Records from a data collection
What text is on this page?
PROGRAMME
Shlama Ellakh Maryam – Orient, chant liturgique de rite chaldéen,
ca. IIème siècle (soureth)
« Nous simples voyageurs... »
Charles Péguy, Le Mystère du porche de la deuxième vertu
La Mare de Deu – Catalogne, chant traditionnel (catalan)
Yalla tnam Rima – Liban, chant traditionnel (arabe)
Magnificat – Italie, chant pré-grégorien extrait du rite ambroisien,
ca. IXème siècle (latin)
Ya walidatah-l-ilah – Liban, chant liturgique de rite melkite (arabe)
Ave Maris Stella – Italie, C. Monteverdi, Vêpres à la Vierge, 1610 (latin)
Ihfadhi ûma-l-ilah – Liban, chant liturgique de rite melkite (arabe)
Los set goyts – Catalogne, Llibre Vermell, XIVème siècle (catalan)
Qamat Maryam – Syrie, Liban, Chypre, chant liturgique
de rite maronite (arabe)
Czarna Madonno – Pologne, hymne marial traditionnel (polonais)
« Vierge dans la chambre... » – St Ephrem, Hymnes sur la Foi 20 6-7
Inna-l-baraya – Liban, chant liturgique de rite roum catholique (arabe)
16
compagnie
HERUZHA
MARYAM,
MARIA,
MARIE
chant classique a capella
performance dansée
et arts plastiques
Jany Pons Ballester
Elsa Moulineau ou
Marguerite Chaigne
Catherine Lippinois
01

■ **Task directions**: Examine the records and report how many lines contain the string "arabe". Only the number should be given.

■ **Written answer**: 5